_Aim_:
Return every record exactly as written.

** start of Raw records **

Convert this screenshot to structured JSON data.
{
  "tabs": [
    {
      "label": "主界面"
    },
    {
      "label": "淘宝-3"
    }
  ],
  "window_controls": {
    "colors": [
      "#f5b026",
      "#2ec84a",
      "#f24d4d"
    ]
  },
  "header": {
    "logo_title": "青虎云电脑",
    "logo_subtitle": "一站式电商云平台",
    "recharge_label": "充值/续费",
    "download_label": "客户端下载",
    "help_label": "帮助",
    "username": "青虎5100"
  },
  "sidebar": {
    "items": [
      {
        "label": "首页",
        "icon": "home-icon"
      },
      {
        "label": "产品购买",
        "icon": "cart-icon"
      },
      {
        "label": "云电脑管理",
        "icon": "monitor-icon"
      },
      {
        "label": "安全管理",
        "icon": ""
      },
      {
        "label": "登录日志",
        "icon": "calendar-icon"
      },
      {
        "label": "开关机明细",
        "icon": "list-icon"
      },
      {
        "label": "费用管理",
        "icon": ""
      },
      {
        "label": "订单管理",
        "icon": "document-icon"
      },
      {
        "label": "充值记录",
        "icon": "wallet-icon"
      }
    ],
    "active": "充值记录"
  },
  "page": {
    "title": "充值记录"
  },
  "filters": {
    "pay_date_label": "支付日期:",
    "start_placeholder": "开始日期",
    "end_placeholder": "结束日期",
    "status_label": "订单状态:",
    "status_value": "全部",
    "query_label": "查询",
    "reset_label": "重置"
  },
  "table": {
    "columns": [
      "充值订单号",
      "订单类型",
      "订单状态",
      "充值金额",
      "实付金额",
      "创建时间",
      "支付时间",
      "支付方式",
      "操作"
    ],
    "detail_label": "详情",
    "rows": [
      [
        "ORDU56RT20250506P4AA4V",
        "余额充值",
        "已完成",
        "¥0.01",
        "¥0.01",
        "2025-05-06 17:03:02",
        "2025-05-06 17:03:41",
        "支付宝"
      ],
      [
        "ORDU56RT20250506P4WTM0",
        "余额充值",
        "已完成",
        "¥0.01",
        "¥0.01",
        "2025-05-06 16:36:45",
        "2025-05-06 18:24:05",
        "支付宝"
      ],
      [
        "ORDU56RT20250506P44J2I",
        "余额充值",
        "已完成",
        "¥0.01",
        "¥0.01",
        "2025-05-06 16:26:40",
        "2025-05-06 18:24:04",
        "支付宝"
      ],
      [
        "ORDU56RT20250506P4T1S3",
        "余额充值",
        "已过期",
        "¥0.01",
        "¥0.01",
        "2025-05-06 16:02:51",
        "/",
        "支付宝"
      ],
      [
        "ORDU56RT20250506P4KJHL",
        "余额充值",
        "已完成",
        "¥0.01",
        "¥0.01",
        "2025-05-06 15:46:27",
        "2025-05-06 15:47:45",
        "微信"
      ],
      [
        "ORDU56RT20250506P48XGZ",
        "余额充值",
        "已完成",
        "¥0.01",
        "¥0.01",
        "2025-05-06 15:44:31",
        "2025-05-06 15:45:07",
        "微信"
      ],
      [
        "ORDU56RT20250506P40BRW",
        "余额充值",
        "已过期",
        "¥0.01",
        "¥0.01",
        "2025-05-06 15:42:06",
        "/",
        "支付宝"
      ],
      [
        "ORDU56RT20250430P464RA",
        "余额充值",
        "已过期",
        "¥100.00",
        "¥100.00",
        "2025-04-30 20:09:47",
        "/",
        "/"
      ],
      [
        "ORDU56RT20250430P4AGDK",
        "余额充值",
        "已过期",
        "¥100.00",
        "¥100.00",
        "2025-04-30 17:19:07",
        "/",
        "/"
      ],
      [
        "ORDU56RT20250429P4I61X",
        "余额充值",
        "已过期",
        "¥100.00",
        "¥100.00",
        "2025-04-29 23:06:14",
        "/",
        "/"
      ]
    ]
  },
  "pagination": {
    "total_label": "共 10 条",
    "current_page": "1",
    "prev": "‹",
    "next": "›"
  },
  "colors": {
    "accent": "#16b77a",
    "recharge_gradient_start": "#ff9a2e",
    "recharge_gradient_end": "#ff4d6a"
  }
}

** end of Raw records **

_Finished exercise_:
Convert this screenshot to structured JSON data.
{
  "tabs": [
    {
      "label": "主界面"
    },
    {
      "label": "淘宝-3"
    }
  ],
  "window_controls": {
    "colors": [
      "#f5b026",
      "#2ec84a",
      "#f24d4d"
    ]
  },
  "header": {
    "logo_title": "青虎云电脑",
    "logo_subtitle": "一站式电商云平台",
    "recharge_label": "充值/续费",
    "download_label": "客户端下载",
    "help_label": "帮助",
    "username": "青虎5100"
  },
  "sidebar": {
    "items": [
      {
        "label": "首页",
        "icon": "home-icon"
      },
      {
        "label": "产品购买",
        "icon": "cart-icon"
      },
      {
        "label": "云电脑管理",
        "icon": "monitor-icon"
      },
      {
        "label": "安全管理",
        "icon": ""
      },
      {
        "label": "登录日志",
        "icon": "calendar-icon"
      },
      {
        "label": "开关机明细",
        "icon": "list-icon"
      },
      {
        "label": "费用管理",
        "icon": ""
      },
      {
        "label": "订单管理",
        "icon": "document-icon"
      },
      {
        "label": "充值记录",
        "icon": "wallet-icon"
      }
    ],
    "active": "充值记录"
  },
  "page": {
    "title": "充值记录"
  },
  "filters": {
    "pay_date_label": "支付日期:",
    "start_placeholder": "开始日期",
    "end_placeholder": "结束日期",
    "status_label": "订单状态:",
    "status_value": "全部",
    "query_label": "查询",
    "reset_label": "重置"
  },
  "table": {
    "columns": [
      "充值订单号",
      "订单类型",
      "订单状态",
      "充值金额",
      "实付金额",
      "创建时间",
      "支付时间",
      "支付方式",
      "操作"
    ],
    "detail_label": "详情",
    "rows": [
      [
        "ORDU56RT20250506P4AA4V",
        "余额充值",
        "已完成",
        "¥0.01",
        "¥0.01",
        "2025-05-06 17:03:02",
        "2025-05-06 17:03:41",
        "支付宝"
      ],
      [
        "ORDU56RT20250506P4WTM0",
        "余额充值",
        "已完成",
        "¥0.01",
        "¥0.01",
        "2025-05-06 16:36:45",
        "2025-05-06 18:24:05",
        "支付宝"
      ],
      [
        "ORDU56RT20250506P44J2I",
        "余额充值",
        "已完成",
        "¥0.01",
        "¥0.01",
        "2025-05-06 16:26:40",
        "2025-05-06 18:24:04",
        "支付宝"
      ],
      [
        "ORDU56RT20250506P4T1S3",
        "余额充值",
        "已过期",
        "¥0.01",
        "¥0.01",
        "2025-05-06 16:02:51",
        "/",
        "支付宝"
      ],
      [
        "ORDU56RT20250506P4KJHL",
        "余额充值",
        "已完成",
        "¥0.01",
        "¥0.01",
        "2025-05-06 15:46:27",
        "2025-05-06 15:47:45",
        "微信"
      ],
      [
        "ORDU56RT20250506P48XGZ",
        "余额充值",
        "已完成",
        "¥0.01",
        "¥0.01",
        "2025-05-06 15:44:31",
        "2025-05-06 15:45:07",
        "微信"
      ],
      [
        "ORDU56RT20250506P40BRW",
        "余额充值",
        "已过期",
        "¥0.01",
        "¥0.01",
        "2025-05-06 15:42:06",
        "/",
        "支付宝"
      ],
      [
        "ORDU56RT20250430P464RA",
        "余额充值",
        "已过期",
        "¥100.00",
        "¥100.00",
        "2025-04-30 20:09:47",
        "/",
        "/"
      ],
      [
        "ORDU56RT20250430P4AGDK",
        "余额充值",
        "已过期",
        "¥100.00",
        "¥100.00",
        "2025-04-30 17:19:07",
        "/",
        "/"
      ],
      [
        "ORDU56RT20250429P4I61X",
        "余额充值",
        "已过期",
        "¥100.00",
        "¥100.00",
        "2025-04-29 23:06:14",
        "/",
        "/"
      ]
    ]
  },
  "pagination": {
    "total_label": "共 10 条",
    "current_page": "1",
    "prev": "‹",
    "next": "›"
  },
  "colors": {
    "accent": "#16b77a",
    "recharge_gradient_start": "#ff9a2e",
    "recharge_gradient_end": "#ff4d6a"
  }
}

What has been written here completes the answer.